### TEKS BACAAN

25 Tahun Otonomi Daerah: Refleksi, Tantangan, dan Harapan untuk Indonesia
Setelah 25 tahun reformasi, otonomi daerah di Indonesia masih menjadi medan perjuangan yang kompleks, antara cita-cita pemberdayaan daerah dan kendala birokrasi serta kebijakan pusat.
Tepat 25 tahun pasca reformasi, perjalanan otonomi daerah di Indonesia masih menyisakan pertanyaan mendasar: seberapa berhasilkah kita memberdayakan daerah dan mewujudkan kesejahteraan rakyat? Perjuangan ini bukan hanya soal teknis administrasi atau pengalihan kewenangan, melainkan pertaruhan besar bagi demokrasi, kesejahteraan, dan kedaulatan bangsa. Berbagai perubahan regulasi dan dinamika politik nasional turut mewarnai perjalanan panjang ini, menuntut evaluasi menyeluruh atas implementasi otonomi daerah.
Ryaas Rasyid, salah satu arsitek utama otonomi daerah, mengingatkan cita-cita awal otonomi: membebaskan daerah agar kreatif dan berdaya. Otonomi dirancang untuk memperkuat negara, bukan menjauhkan daerah dari pusat. Pemerintah pusat seharusnya fokus pada visi ke depan dan peran global, bukan mengurusi hal-hal kecil yang mampu diselesaikan oleh kepala daerah.

######
### INFORMASI YANG DIBERIKAN

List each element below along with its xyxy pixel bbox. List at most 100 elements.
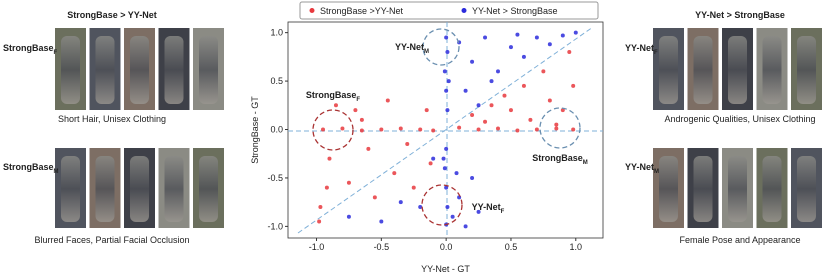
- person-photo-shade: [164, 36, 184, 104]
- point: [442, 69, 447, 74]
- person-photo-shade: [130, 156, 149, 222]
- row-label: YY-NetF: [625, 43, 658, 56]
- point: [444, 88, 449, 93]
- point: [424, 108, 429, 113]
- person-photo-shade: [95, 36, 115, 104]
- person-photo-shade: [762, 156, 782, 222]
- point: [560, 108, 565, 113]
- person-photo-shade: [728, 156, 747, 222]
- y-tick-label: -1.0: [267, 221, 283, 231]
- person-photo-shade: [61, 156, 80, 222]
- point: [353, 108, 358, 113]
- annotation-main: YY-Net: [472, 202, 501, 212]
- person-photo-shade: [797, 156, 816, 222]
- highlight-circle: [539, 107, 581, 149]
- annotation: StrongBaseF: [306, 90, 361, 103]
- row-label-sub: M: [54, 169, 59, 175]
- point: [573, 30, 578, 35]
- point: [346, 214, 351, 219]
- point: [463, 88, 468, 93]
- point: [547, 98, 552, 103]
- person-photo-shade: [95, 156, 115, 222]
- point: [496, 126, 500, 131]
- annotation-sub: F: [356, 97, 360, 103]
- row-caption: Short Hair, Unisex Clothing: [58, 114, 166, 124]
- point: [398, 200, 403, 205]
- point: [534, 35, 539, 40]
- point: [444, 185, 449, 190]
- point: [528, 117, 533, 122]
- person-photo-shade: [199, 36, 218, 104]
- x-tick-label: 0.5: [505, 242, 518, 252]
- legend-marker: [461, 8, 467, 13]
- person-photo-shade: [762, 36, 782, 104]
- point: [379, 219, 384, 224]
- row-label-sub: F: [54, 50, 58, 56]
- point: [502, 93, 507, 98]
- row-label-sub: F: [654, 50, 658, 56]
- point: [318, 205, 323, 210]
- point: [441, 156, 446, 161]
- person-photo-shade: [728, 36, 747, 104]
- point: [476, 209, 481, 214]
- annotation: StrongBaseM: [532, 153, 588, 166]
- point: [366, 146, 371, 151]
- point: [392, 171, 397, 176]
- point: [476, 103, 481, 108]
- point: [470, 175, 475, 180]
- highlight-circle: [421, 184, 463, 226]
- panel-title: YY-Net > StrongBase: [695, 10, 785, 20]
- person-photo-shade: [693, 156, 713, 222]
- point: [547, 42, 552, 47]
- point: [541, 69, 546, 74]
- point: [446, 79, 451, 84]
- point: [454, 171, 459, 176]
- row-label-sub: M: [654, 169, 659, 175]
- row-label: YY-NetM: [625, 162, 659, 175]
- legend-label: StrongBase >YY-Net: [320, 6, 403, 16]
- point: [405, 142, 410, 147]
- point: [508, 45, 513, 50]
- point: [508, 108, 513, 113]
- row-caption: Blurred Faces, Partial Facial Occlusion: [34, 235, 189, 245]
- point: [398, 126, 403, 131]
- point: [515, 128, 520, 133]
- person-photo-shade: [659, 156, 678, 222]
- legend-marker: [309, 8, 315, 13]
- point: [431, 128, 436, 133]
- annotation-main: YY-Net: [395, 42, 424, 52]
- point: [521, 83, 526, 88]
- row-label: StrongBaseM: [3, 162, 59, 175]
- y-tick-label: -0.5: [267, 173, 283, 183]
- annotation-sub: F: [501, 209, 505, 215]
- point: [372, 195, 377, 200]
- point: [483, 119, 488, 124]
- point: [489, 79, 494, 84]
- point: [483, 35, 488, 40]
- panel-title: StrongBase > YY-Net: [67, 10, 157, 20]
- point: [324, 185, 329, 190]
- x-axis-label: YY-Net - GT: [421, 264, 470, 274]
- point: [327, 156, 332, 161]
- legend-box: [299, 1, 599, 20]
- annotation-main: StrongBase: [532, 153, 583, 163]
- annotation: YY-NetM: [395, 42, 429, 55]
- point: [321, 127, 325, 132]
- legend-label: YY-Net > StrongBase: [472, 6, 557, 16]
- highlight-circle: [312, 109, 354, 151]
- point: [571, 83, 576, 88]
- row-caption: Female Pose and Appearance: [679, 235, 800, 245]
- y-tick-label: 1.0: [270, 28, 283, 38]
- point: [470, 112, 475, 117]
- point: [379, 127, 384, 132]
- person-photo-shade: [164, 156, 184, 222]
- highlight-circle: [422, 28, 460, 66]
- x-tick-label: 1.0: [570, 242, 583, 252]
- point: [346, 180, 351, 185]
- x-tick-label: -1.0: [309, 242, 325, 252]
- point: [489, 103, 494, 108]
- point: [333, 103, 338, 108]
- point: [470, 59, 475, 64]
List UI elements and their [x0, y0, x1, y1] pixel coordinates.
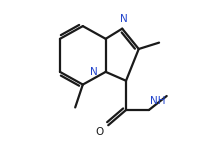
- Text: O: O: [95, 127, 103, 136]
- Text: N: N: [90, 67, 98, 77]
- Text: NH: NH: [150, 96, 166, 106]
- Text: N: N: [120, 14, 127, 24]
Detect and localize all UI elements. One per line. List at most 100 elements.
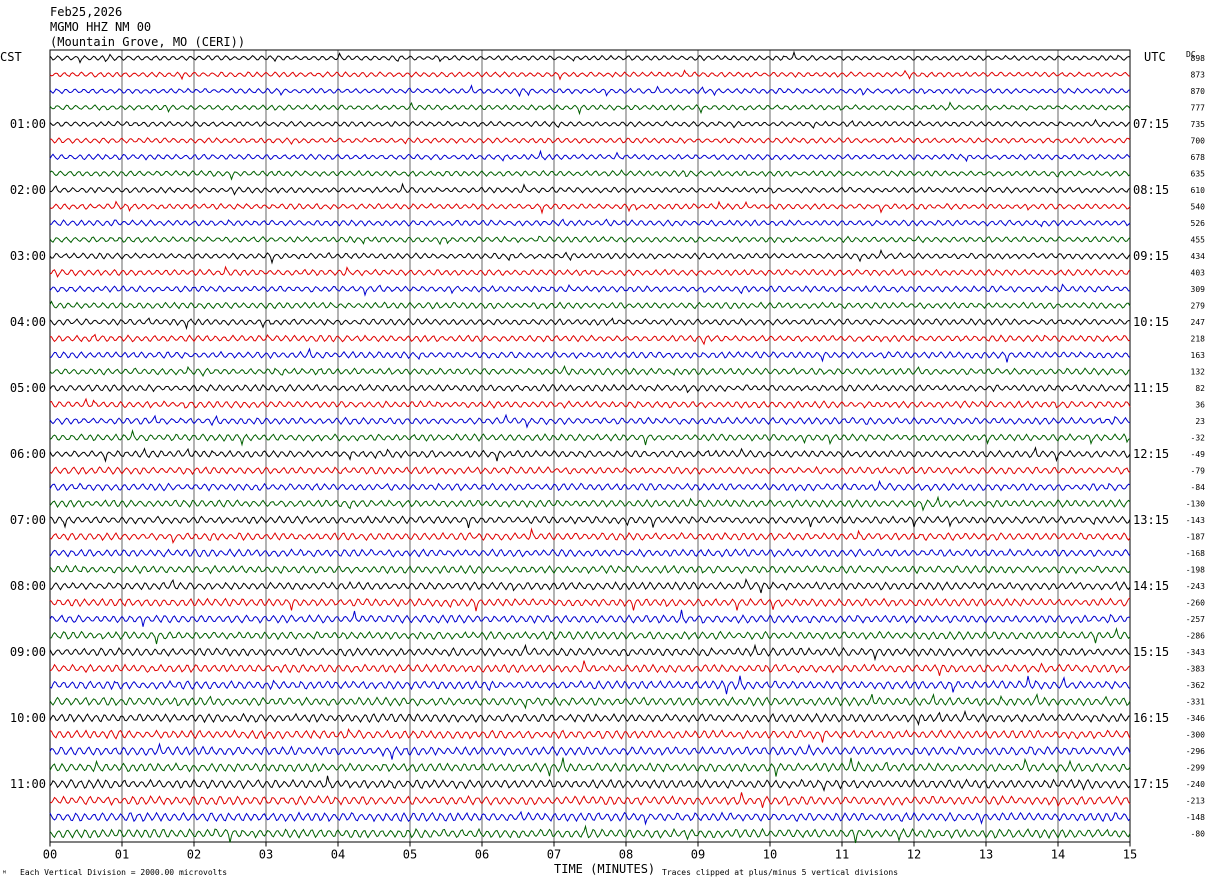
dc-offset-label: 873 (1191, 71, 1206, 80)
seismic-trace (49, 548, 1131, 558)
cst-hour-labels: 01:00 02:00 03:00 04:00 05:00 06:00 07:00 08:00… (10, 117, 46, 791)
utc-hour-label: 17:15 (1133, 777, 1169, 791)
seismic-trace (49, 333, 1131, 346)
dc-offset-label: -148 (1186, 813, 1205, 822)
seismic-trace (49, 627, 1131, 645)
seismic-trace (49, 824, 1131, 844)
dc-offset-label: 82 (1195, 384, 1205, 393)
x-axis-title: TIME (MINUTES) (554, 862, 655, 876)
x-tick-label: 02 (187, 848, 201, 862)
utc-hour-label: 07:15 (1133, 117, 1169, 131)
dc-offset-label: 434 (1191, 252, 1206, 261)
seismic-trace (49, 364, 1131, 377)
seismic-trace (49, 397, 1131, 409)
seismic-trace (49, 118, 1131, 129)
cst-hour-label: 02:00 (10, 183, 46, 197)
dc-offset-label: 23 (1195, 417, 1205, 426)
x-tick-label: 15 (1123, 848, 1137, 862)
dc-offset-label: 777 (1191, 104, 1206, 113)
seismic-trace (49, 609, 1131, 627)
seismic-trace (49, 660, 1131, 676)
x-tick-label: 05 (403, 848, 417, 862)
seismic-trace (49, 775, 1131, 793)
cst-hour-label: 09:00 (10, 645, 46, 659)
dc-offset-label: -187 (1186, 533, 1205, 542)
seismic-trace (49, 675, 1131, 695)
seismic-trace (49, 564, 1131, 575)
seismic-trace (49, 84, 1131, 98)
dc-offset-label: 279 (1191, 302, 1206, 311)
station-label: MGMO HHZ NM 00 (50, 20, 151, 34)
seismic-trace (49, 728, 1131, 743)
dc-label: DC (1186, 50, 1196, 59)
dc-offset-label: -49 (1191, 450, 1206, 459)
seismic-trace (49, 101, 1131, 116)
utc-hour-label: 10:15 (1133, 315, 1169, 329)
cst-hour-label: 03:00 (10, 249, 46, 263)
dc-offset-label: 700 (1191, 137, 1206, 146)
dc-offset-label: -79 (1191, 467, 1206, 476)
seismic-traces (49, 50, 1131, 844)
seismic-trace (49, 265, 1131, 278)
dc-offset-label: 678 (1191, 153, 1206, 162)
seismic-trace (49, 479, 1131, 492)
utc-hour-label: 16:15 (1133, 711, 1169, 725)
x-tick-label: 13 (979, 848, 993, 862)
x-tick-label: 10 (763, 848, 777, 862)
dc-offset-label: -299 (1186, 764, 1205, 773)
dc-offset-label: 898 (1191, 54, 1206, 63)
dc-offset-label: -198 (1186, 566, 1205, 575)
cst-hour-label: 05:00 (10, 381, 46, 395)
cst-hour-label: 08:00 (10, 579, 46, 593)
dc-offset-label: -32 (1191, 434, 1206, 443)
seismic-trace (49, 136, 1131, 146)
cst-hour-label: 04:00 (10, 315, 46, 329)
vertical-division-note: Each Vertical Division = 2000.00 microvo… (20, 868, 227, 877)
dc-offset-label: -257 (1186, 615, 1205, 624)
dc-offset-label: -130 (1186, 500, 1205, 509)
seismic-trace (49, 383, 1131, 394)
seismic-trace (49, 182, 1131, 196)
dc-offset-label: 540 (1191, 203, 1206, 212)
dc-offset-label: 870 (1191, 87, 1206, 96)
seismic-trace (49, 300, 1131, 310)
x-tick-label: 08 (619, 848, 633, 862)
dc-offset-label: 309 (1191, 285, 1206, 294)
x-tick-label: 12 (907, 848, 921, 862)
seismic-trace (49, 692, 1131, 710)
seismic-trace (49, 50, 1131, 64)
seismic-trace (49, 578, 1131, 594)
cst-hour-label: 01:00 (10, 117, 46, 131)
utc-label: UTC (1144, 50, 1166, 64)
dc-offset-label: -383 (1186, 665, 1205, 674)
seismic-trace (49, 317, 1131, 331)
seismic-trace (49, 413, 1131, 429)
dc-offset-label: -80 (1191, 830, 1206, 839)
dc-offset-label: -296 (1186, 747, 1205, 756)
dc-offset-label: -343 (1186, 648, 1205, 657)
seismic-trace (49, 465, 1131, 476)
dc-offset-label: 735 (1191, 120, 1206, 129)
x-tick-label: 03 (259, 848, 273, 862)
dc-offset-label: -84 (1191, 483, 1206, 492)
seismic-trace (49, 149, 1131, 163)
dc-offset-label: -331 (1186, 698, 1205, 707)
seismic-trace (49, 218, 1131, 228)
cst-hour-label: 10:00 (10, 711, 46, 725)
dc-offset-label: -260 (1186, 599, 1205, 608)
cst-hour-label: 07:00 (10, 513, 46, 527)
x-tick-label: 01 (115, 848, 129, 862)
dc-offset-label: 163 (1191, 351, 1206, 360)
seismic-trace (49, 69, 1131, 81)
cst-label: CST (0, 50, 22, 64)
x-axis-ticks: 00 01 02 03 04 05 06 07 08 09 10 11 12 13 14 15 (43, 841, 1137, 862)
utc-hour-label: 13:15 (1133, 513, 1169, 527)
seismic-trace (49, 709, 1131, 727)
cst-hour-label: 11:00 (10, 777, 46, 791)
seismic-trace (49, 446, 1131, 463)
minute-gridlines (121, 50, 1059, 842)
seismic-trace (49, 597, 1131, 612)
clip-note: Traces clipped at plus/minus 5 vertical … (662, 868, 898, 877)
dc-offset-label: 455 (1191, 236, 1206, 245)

######

**INSTRUKSI YANG DIBERIKAN**
Tulis ulang seluruh teks tentang 25 tahun otonomi daerah di atas kata demi kata, tanpa mengubah apa pun.

**PENYELESAIAN LENGKAP**
25 Tahun Otonomi Daerah: Refleksi, Tantangan, dan Harapan untuk Indonesia
Setelah 25 tahun reformasi, otonomi daerah di Indonesia masih menjadi medan perjuangan yang kompleks, antara cita-cita pemberdayaan daerah dan kendala birokrasi serta kebijakan pusat.
Tepat 25 tahun pasca reformasi, perjalanan otonomi daerah di Indonesia masih menyisakan pertanyaan mendasar: seberapa berhasilkah kita memberdayakan daerah dan mewujudkan kesejahteraan rakyat? Perjuangan ini bukan hanya soal teknis administrasi atau pengalihan kewenangan, melainkan pertaruhan besar bagi demokrasi, kesejahteraan, dan kedaulatan bangsa. Berbagai perubahan regulasi dan dinamika politik nasional turut mewarnai perjalanan panjang ini, menuntut evaluasi menyeluruh atas implementasi otonomi daerah.
Ryaas Rasyid, salah satu arsitek utama otonomi daerah, mengingatkan cita-cita awal otonomi: membebaskan daerah agar kreatif dan berdaya. Otonomi dirancang untuk memperkuat negara, bukan menjauhkan daerah dari pusat. Pemerintah pusat seharusnya fokus pada visi ke depan dan peran global, bukan mengurusi hal-hal kecil yang mampu diselesaikan oleh kepala daerah.